Requirement —
Reproduce all the entries exactly and keep the pictures out.

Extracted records
━━━━
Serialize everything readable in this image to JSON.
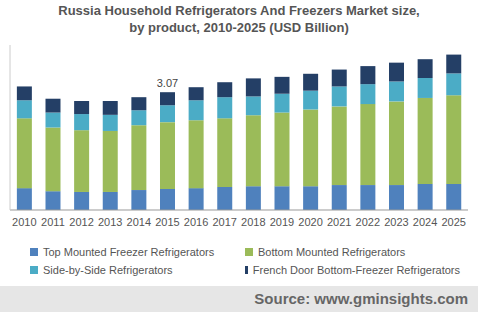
{
  "chart_data": {
    "type": "bar",
    "title": "Russia Household Refrigerators And Freezers Market size,",
    "subtitle": "by product, 2010-2025 (USD Billion)",
    "source": "Source: www.gminsights.com",
    "categories": [
      "2010",
      "2011",
      "2012",
      "2013",
      "2014",
      "2015",
      "2016",
      "2017",
      "2018",
      "2019",
      "2020",
      "2021",
      "2022",
      "2023",
      "2024",
      "2025"
    ],
    "series": [
      {
        "name": "Top Mounted Freezer Refrigerators",
        "color": "#4f81bd",
        "values": [
          0.57,
          0.49,
          0.47,
          0.47,
          0.52,
          0.55,
          0.57,
          0.6,
          0.62,
          0.62,
          0.62,
          0.65,
          0.65,
          0.65,
          0.68,
          0.68
        ]
      },
      {
        "name": "Bottom Mounted Refrigerators",
        "color": "#9bbb59",
        "values": [
          1.82,
          1.66,
          1.61,
          1.59,
          1.69,
          1.74,
          1.77,
          1.79,
          1.85,
          1.92,
          2.0,
          2.05,
          2.11,
          2.18,
          2.24,
          2.31
        ]
      },
      {
        "name": "Side-by-Side Refrigerators",
        "color": "#4bacc6",
        "values": [
          0.47,
          0.39,
          0.42,
          0.42,
          0.39,
          0.44,
          0.52,
          0.55,
          0.49,
          0.49,
          0.49,
          0.52,
          0.52,
          0.52,
          0.52,
          0.57
        ]
      },
      {
        "name": "French Door Bottom-Freezer Refrigerators",
        "color": "#243f66",
        "values": [
          0.36,
          0.36,
          0.34,
          0.36,
          0.34,
          0.34,
          0.34,
          0.39,
          0.47,
          0.44,
          0.44,
          0.44,
          0.47,
          0.49,
          0.49,
          0.49
        ]
      }
    ],
    "annotations": [
      {
        "category": "2015",
        "value": 3.07,
        "text": "3.07"
      }
    ],
    "ylim": [
      0,
      4.3
    ],
    "stacked": true,
    "tick_labels": "x",
    "grid": false,
    "legend": "bottom"
  }
}
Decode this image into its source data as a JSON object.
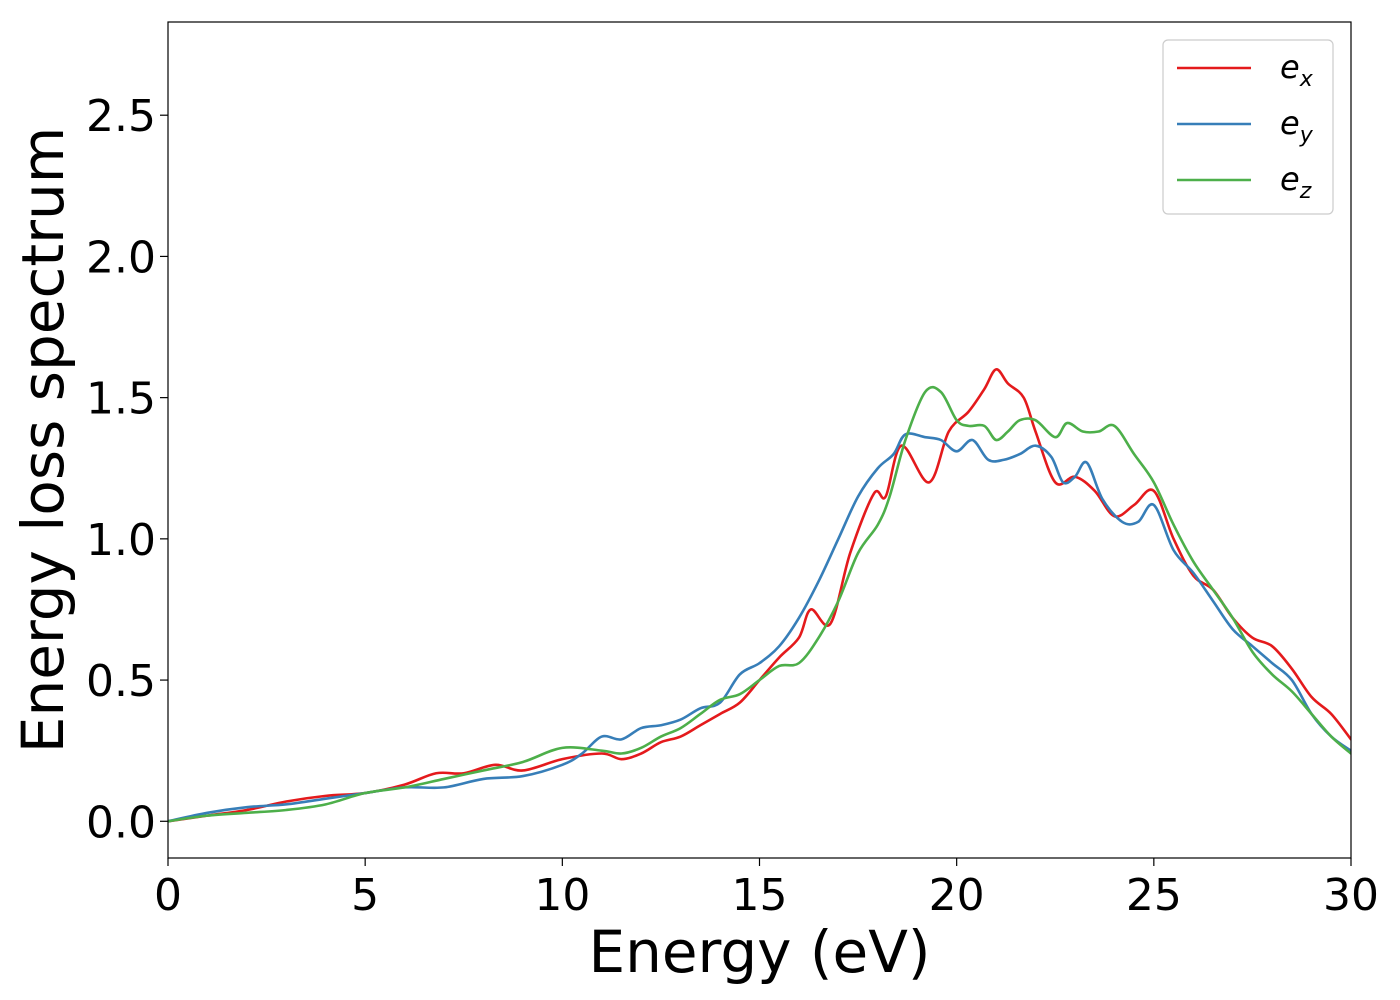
{
  "chart_data": {
    "type": "line",
    "title": "",
    "xlabel": "Energy (eV)",
    "ylabel": "Energy loss spectrum",
    "xlim": [
      0,
      30
    ],
    "ylim": [
      -0.13,
      2.83
    ],
    "xticks": [
      0,
      5,
      10,
      15,
      20,
      25,
      30
    ],
    "xtick_labels": [
      "0",
      "5",
      "10",
      "15",
      "20",
      "25",
      "30"
    ],
    "yticks": [
      0.0,
      0.5,
      1.0,
      1.5,
      2.0,
      2.5
    ],
    "ytick_labels": [
      "0.0",
      "0.5",
      "1.0",
      "1.5",
      "2.0",
      "2.5"
    ],
    "grid": false,
    "legend_position": "top-right",
    "series": [
      {
        "name": "e_x",
        "legend_base": "e",
        "legend_sub": "x",
        "color": "#e41a1c",
        "x": [
          0,
          1,
          2,
          3,
          4,
          5,
          6,
          6.8,
          7.5,
          8.3,
          9,
          10,
          11,
          11.5,
          12,
          12.5,
          13,
          13.5,
          14,
          14.5,
          15,
          15.5,
          16,
          16.3,
          16.8,
          17.3,
          17.9,
          18.2,
          18.6,
          19.3,
          19.8,
          20.3,
          20.7,
          21,
          21.3,
          21.7,
          22,
          22.5,
          23,
          23.5,
          24,
          24.5,
          25,
          25.5,
          26,
          26.5,
          27,
          27.5,
          28,
          28.5,
          29,
          29.5,
          30
        ],
        "y": [
          0.0,
          0.02,
          0.04,
          0.07,
          0.09,
          0.1,
          0.13,
          0.17,
          0.17,
          0.2,
          0.18,
          0.22,
          0.24,
          0.22,
          0.24,
          0.28,
          0.3,
          0.34,
          0.38,
          0.42,
          0.5,
          0.58,
          0.65,
          0.75,
          0.7,
          0.95,
          1.16,
          1.15,
          1.33,
          1.2,
          1.38,
          1.45,
          1.53,
          1.6,
          1.55,
          1.5,
          1.38,
          1.2,
          1.22,
          1.17,
          1.08,
          1.12,
          1.17,
          1.0,
          0.87,
          0.82,
          0.72,
          0.65,
          0.62,
          0.54,
          0.44,
          0.38,
          0.29
        ]
      },
      {
        "name": "e_y",
        "legend_base": "e",
        "legend_sub": "y",
        "color": "#377eb8",
        "x": [
          0,
          1,
          2,
          3,
          4,
          5,
          6,
          7,
          8,
          9,
          10,
          10.5,
          11,
          11.5,
          12,
          12.5,
          13,
          13.5,
          14,
          14.5,
          15,
          15.5,
          16,
          16.5,
          17,
          17.5,
          18,
          18.4,
          18.7,
          19.2,
          19.6,
          20,
          20.4,
          20.8,
          21.2,
          21.6,
          22,
          22.4,
          22.7,
          23,
          23.3,
          23.7,
          24.2,
          24.6,
          25,
          25.5,
          26,
          26.5,
          27,
          27.5,
          28,
          28.5,
          29,
          29.5,
          30
        ],
        "y": [
          0.0,
          0.03,
          0.05,
          0.06,
          0.08,
          0.1,
          0.12,
          0.12,
          0.15,
          0.16,
          0.2,
          0.24,
          0.3,
          0.29,
          0.33,
          0.34,
          0.36,
          0.4,
          0.42,
          0.52,
          0.56,
          0.62,
          0.72,
          0.85,
          1.0,
          1.15,
          1.25,
          1.3,
          1.37,
          1.36,
          1.35,
          1.31,
          1.35,
          1.28,
          1.28,
          1.3,
          1.33,
          1.29,
          1.2,
          1.22,
          1.27,
          1.14,
          1.06,
          1.06,
          1.12,
          0.96,
          0.88,
          0.78,
          0.68,
          0.62,
          0.56,
          0.5,
          0.38,
          0.3,
          0.25
        ]
      },
      {
        "name": "e_z",
        "legend_base": "e",
        "legend_sub": "z",
        "color": "#4daf4a",
        "x": [
          0,
          1,
          2,
          3,
          4,
          5,
          6,
          7,
          8,
          9,
          10,
          11,
          11.5,
          12,
          12.5,
          13,
          13.5,
          14,
          14.5,
          15,
          15.5,
          16,
          16.5,
          17,
          17.5,
          18,
          18.3,
          18.7,
          19.2,
          19.6,
          20,
          20.3,
          20.7,
          21,
          21.3,
          21.6,
          22,
          22.5,
          22.8,
          23.2,
          23.6,
          24,
          24.5,
          25,
          25.5,
          26,
          26.5,
          27,
          27.5,
          28,
          28.5,
          29,
          29.5,
          30
        ],
        "y": [
          0.0,
          0.02,
          0.03,
          0.04,
          0.06,
          0.1,
          0.12,
          0.15,
          0.18,
          0.21,
          0.26,
          0.25,
          0.24,
          0.26,
          0.3,
          0.33,
          0.38,
          0.43,
          0.45,
          0.5,
          0.55,
          0.56,
          0.65,
          0.78,
          0.95,
          1.05,
          1.15,
          1.35,
          1.52,
          1.52,
          1.42,
          1.4,
          1.4,
          1.35,
          1.38,
          1.42,
          1.42,
          1.36,
          1.41,
          1.38,
          1.38,
          1.4,
          1.3,
          1.2,
          1.05,
          0.92,
          0.82,
          0.72,
          0.6,
          0.52,
          0.46,
          0.38,
          0.3,
          0.24
        ]
      }
    ]
  }
}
━━━━
Response to this task —
Serialize everything readable in this image to JSON.
{
  "chart_data": {
    "type": "bar",
    "title": "Russia Household Refrigerators And Freezers Market size,",
    "subtitle": "by product, 2010-2025 (USD Billion)",
    "source": "Source: www.gminsights.com",
    "categories": [
      "2010",
      "2011",
      "2012",
      "2013",
      "2014",
      "2015",
      "2016",
      "2017",
      "2018",
      "2019",
      "2020",
      "2021",
      "2022",
      "2023",
      "2024",
      "2025"
    ],
    "series": [
      {
        "name": "Top Mounted Freezer Refrigerators",
        "color": "#4f81bd",
        "values": [
          0.57,
          0.49,
          0.47,
          0.47,
          0.52,
          0.55,
          0.57,
          0.6,
          0.62,
          0.62,
          0.62,
          0.65,
          0.65,
          0.65,
          0.68,
          0.68
        ]
      },
      {
        "name": "Bottom Mounted Refrigerators",
        "color": "#9bbb59",
        "values": [
          1.82,
          1.66,
          1.61,
          1.59,
          1.69,
          1.74,
          1.77,
          1.79,
          1.85,
          1.92,
          2.0,
          2.05,
          2.11,
          2.18,
          2.24,
          2.31
        ]
      },
      {
        "name": "Side-by-Side Refrigerators",
        "color": "#4bacc6",
        "values": [
          0.47,
          0.39,
          0.42,
          0.42,
          0.39,
          0.44,
          0.52,
          0.55,
          0.49,
          0.49,
          0.49,
          0.52,
          0.52,
          0.52,
          0.52,
          0.57
        ]
      },
      {
        "name": "French Door Bottom-Freezer Refrigerators",
        "color": "#243f66",
        "values": [
          0.36,
          0.36,
          0.34,
          0.36,
          0.34,
          0.34,
          0.34,
          0.39,
          0.47,
          0.44,
          0.44,
          0.44,
          0.47,
          0.49,
          0.49,
          0.49
        ]
      }
    ],
    "annotations": [
      {
        "category": "2015",
        "value": 3.07,
        "text": "3.07"
      }
    ],
    "ylim": [
      0,
      4.3
    ],
    "stacked": true,
    "tick_labels": "x",
    "grid": false,
    "legend": "bottom"
  }
}
Decode this image into its source data as a JSON object.
{
  "chart_data": {
    "type": "line",
    "title": "",
    "xlabel": "Energy (eV)",
    "ylabel": "Energy loss spectrum",
    "xlim": [
      0,
      30
    ],
    "ylim": [
      -0.13,
      2.83
    ],
    "xticks": [
      0,
      5,
      10,
      15,
      20,
      25,
      30
    ],
    "xtick_labels": [
      "0",
      "5",
      "10",
      "15",
      "20",
      "25",
      "30"
    ],
    "yticks": [
      0.0,
      0.5,
      1.0,
      1.5,
      2.0,
      2.5
    ],
    "ytick_labels": [
      "0.0",
      "0.5",
      "1.0",
      "1.5",
      "2.0",
      "2.5"
    ],
    "grid": false,
    "legend_position": "top-right",
    "series": [
      {
        "name": "e_x",
        "legend_base": "e",
        "legend_sub": "x",
        "color": "#e41a1c",
        "x": [
          0,
          1,
          2,
          3,
          4,
          5,
          6,
          6.8,
          7.5,
          8.3,
          9,
          10,
          11,
          11.5,
          12,
          12.5,
          13,
          13.5,
          14,
          14.5,
          15,
          15.5,
          16,
          16.3,
          16.8,
          17.3,
          17.9,
          18.2,
          18.6,
          19.3,
          19.8,
          20.3,
          20.7,
          21,
          21.3,
          21.7,
          22,
          22.5,
          23,
          23.5,
          24,
          24.5,
          25,
          25.5,
          26,
          26.5,
          27,
          27.5,
          28,
          28.5,
          29,
          29.5,
          30
        ],
        "y": [
          0.0,
          0.02,
          0.04,
          0.07,
          0.09,
          0.1,
          0.13,
          0.17,
          0.17,
          0.2,
          0.18,
          0.22,
          0.24,
          0.22,
          0.24,
          0.28,
          0.3,
          0.34,
          0.38,
          0.42,
          0.5,
          0.58,
          0.65,
          0.75,
          0.7,
          0.95,
          1.16,
          1.15,
          1.33,
          1.2,
          1.38,
          1.45,
          1.53,
          1.6,
          1.55,
          1.5,
          1.38,
          1.2,
          1.22,
          1.17,
          1.08,
          1.12,
          1.17,
          1.0,
          0.87,
          0.82,
          0.72,
          0.65,
          0.62,
          0.54,
          0.44,
          0.38,
          0.29
        ]
      },
      {
        "name": "e_y",
        "legend_base": "e",
        "legend_sub": "y",
        "color": "#377eb8",
        "x": [
          0,
          1,
          2,
          3,
          4,
          5,
          6,
          7,
          8,
          9,
          10,
          10.5,
          11,
          11.5,
          12,
          12.5,
          13,
          13.5,
          14,
          14.5,
          15,
          15.5,
          16,
          16.5,
          17,
          17.5,
          18,
          18.4,
          18.7,
          19.2,
          19.6,
          20,
          20.4,
          20.8,
          21.2,
          21.6,
          22,
          22.4,
          22.7,
          23,
          23.3,
          23.7,
          24.2,
          24.6,
          25,
          25.5,
          26,
          26.5,
          27,
          27.5,
          28,
          28.5,
          29,
          29.5,
          30
        ],
        "y": [
          0.0,
          0.03,
          0.05,
          0.06,
          0.08,
          0.1,
          0.12,
          0.12,
          0.15,
          0.16,
          0.2,
          0.24,
          0.3,
          0.29,
          0.33,
          0.34,
          0.36,
          0.4,
          0.42,
          0.52,
          0.56,
          0.62,
          0.72,
          0.85,
          1.0,
          1.15,
          1.25,
          1.3,
          1.37,
          1.36,
          1.35,
          1.31,
          1.35,
          1.28,
          1.28,
          1.3,
          1.33,
          1.29,
          1.2,
          1.22,
          1.27,
          1.14,
          1.06,
          1.06,
          1.12,
          0.96,
          0.88,
          0.78,
          0.68,
          0.62,
          0.56,
          0.5,
          0.38,
          0.3,
          0.25
        ]
      },
      {
        "name": "e_z",
        "legend_base": "e",
        "legend_sub": "z",
        "color": "#4daf4a",
        "x": [
          0,
          1,
          2,
          3,
          4,
          5,
          6,
          7,
          8,
          9,
          10,
          11,
          11.5,
          12,
          12.5,
          13,
          13.5,
          14,
          14.5,
          15,
          15.5,
          16,
          16.5,
          17,
          17.5,
          18,
          18.3,
          18.7,
          19.2,
          19.6,
          20,
          20.3,
          20.7,
          21,
          21.3,
          21.6,
          22,
          22.5,
          22.8,
          23.2,
          23.6,
          24,
          24.5,
          25,
          25.5,
          26,
          26.5,
          27,
          27.5,
          28,
          28.5,
          29,
          29.5,
          30
        ],
        "y": [
          0.0,
          0.02,
          0.03,
          0.04,
          0.06,
          0.1,
          0.12,
          0.15,
          0.18,
          0.21,
          0.26,
          0.25,
          0.24,
          0.26,
          0.3,
          0.33,
          0.38,
          0.43,
          0.45,
          0.5,
          0.55,
          0.56,
          0.65,
          0.78,
          0.95,
          1.05,
          1.15,
          1.35,
          1.52,
          1.52,
          1.42,
          1.4,
          1.4,
          1.35,
          1.38,
          1.42,
          1.42,
          1.36,
          1.41,
          1.38,
          1.38,
          1.4,
          1.3,
          1.2,
          1.05,
          0.92,
          0.82,
          0.72,
          0.6,
          0.52,
          0.46,
          0.38,
          0.3,
          0.24
        ]
      }
    ]
  }
}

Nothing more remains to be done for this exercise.